◆ Exercise ◆
Print out the entries below with no edits.

[Stored items]
+ + + + +
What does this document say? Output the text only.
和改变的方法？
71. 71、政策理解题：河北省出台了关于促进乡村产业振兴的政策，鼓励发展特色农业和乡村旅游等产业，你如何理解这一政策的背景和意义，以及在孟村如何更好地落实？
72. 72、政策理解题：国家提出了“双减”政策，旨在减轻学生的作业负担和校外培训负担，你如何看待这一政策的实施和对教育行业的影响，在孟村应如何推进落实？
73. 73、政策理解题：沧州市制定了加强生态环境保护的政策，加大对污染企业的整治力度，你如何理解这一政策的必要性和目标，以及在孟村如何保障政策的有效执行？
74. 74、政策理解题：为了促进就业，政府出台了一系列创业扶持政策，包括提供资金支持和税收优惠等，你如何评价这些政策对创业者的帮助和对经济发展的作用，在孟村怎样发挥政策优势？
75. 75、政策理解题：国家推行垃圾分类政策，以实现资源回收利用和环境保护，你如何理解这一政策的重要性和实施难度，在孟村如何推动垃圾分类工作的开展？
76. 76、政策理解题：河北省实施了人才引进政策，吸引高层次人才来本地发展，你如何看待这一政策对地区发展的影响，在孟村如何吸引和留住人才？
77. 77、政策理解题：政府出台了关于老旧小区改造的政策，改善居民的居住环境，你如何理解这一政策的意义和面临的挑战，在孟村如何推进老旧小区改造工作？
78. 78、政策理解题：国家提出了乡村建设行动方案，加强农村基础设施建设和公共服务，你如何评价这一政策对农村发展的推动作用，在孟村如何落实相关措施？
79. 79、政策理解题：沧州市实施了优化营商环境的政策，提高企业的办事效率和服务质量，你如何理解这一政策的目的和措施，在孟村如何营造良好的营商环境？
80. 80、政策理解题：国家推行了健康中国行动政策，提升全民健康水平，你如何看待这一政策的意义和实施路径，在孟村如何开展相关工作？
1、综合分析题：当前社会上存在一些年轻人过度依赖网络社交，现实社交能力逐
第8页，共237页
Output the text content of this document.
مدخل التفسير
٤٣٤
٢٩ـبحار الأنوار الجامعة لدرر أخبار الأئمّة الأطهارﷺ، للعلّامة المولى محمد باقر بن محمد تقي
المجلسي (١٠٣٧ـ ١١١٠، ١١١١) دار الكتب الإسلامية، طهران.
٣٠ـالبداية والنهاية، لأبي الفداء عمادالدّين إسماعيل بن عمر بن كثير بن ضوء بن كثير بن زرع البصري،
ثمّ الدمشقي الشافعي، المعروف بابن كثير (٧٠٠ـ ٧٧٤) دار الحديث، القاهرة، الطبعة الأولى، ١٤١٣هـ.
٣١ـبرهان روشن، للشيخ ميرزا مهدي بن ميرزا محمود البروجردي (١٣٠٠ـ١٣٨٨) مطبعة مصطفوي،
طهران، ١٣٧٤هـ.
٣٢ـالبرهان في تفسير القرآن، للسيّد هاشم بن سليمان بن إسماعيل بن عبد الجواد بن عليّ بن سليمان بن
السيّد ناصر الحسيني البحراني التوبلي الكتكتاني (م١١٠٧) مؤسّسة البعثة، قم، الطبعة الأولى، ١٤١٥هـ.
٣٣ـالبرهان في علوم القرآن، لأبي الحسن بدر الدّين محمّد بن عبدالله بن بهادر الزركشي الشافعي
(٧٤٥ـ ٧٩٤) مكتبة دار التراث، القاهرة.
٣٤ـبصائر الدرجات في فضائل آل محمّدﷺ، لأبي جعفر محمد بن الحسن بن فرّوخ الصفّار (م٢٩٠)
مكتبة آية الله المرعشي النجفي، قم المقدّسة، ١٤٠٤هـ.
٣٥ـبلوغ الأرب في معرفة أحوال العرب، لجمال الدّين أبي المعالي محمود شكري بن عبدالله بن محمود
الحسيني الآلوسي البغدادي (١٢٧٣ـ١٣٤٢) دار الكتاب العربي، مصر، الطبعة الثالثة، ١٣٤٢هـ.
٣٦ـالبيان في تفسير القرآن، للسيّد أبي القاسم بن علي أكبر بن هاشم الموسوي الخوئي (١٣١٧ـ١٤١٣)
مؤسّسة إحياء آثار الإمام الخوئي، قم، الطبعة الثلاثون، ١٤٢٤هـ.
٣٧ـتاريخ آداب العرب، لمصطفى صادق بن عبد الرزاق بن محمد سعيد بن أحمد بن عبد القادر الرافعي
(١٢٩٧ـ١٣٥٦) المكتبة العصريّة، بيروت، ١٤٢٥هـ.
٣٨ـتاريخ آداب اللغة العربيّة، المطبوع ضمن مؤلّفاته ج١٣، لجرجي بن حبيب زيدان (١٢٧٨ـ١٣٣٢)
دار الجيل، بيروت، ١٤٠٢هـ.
+ + + + +
◆ Solution below ◆
What does this document say? Output the text only.
和改变的方法？
71. 71、政策理解题：河北省出台了关于促进乡村产业振兴的政策，鼓励发展特色农业和乡村旅游等产业，你如何理解这一政策的背景和意义，以及在孟村如何更好地落实？
72. 72、政策理解题：国家提出了“双减”政策，旨在减轻学生的作业负担和校外培训负担，你如何看待这一政策的实施和对教育行业的影响，在孟村应如何推进落实？
73. 73、政策理解题：沧州市制定了加强生态环境保护的政策，加大对污染企业的整治力度，你如何理解这一政策的必要性和目标，以及在孟村如何保障政策的有效执行？
74. 74、政策理解题：为了促进就业，政府出台了一系列创业扶持政策，包括提供资金支持和税收优惠等，你如何评价这些政策对创业者的帮助和对经济发展的作用，在孟村怎样发挥政策优势？
75. 75、政策理解题：国家推行垃圾分类政策，以实现资源回收利用和环境保护，你如何理解这一政策的重要性和实施难度，在孟村如何推动垃圾分类工作的开展？
76. 76、政策理解题：河北省实施了人才引进政策，吸引高层次人才来本地发展，你如何看待这一政策对地区发展的影响，在孟村如何吸引和留住人才？
77. 77、政策理解题：政府出台了关于老旧小区改造的政策，改善居民的居住环境，你如何理解这一政策的意义和面临的挑战，在孟村如何推进老旧小区改造工作？
78. 78、政策理解题：国家提出了乡村建设行动方案，加强农村基础设施建设和公共服务，你如何评价这一政策对农村发展的推动作用，在孟村如何落实相关措施？
79. 79、政策理解题：沧州市实施了优化营商环境的政策，提高企业的办事效率和服务质量，你如何理解这一政策的目的和措施，在孟村如何营造良好的营商环境？
80. 80、政策理解题：国家推行了健康中国行动政策，提升全民健康水平，你如何看待这一政策的意义和实施路径，在孟村如何开展相关工作？
1、综合分析题：当前社会上存在一些年轻人过度依赖网络社交，现实社交能力逐
第8页，共237页
Output the text content of this document.
مدخل التفسير
٤٣٤
٢٩ـبحار الأنوار الجامعة لدرر أخبار الأئمّة الأطهارﷺ، للعلّامة المولى محمد باقر بن محمد تقي
المجلسي (١٠٣٧ـ ١١١٠، ١١١١) دار الكتب الإسلامية، طهران.
٣٠ـالبداية والنهاية، لأبي الفداء عمادالدّين إسماعيل بن عمر بن كثير بن ضوء بن كثير بن زرع البصري،
ثمّ الدمشقي الشافعي، المعروف بابن كثير (٧٠٠ـ ٧٧٤) دار الحديث، القاهرة، الطبعة الأولى، ١٤١٣هـ.
٣١ـبرهان روشن، للشيخ ميرزا مهدي بن ميرزا محمود البروجردي (١٣٠٠ـ١٣٨٨) مطبعة مصطفوي،
طهران، ١٣٧٤هـ.
٣٢ـالبرهان في تفسير القرآن، للسيّد هاشم بن سليمان بن إسماعيل بن عبد الجواد بن عليّ بن سليمان بن
السيّد ناصر الحسيني البحراني التوبلي الكتكتاني (م١١٠٧) مؤسّسة البعثة، قم، الطبعة الأولى، ١٤١٥هـ.
٣٣ـالبرهان في علوم القرآن، لأبي الحسن بدر الدّين محمّد بن عبدالله بن بهادر الزركشي الشافعي
(٧٤٥ـ ٧٩٤) مكتبة دار التراث، القاهرة.
٣٤ـبصائر الدرجات في فضائل آل محمّدﷺ، لأبي جعفر محمد بن الحسن بن فرّوخ الصفّار (م٢٩٠)
مكتبة آية الله المرعشي النجفي، قم المقدّسة، ١٤٠٤هـ.
٣٥ـبلوغ الأرب في معرفة أحوال العرب، لجمال الدّين أبي المعالي محمود شكري بن عبدالله بن محمود
الحسيني الآلوسي البغدادي (١٢٧٣ـ١٣٤٢) دار الكتاب العربي، مصر، الطبعة الثالثة، ١٣٤٢هـ.
٣٦ـالبيان في تفسير القرآن، للسيّد أبي القاسم بن علي أكبر بن هاشم الموسوي الخوئي (١٣١٧ـ١٤١٣)
مؤسّسة إحياء آثار الإمام الخوئي، قم، الطبعة الثلاثون، ١٤٢٤هـ.
٣٧ـتاريخ آداب العرب، لمصطفى صادق بن عبد الرزاق بن محمد سعيد بن أحمد بن عبد القادر الرافعي
(١٢٩٧ـ١٣٥٦) المكتبة العصريّة، بيروت، ١٤٢٥هـ.
٣٨ـتاريخ آداب اللغة العربيّة، المطبوع ضمن مؤلّفاته ج١٣، لجرجي بن حبيب زيدان (١٢٧٨ـ١٣٣٢)
دار الجيل، بيروت، ١٤٠٢هـ.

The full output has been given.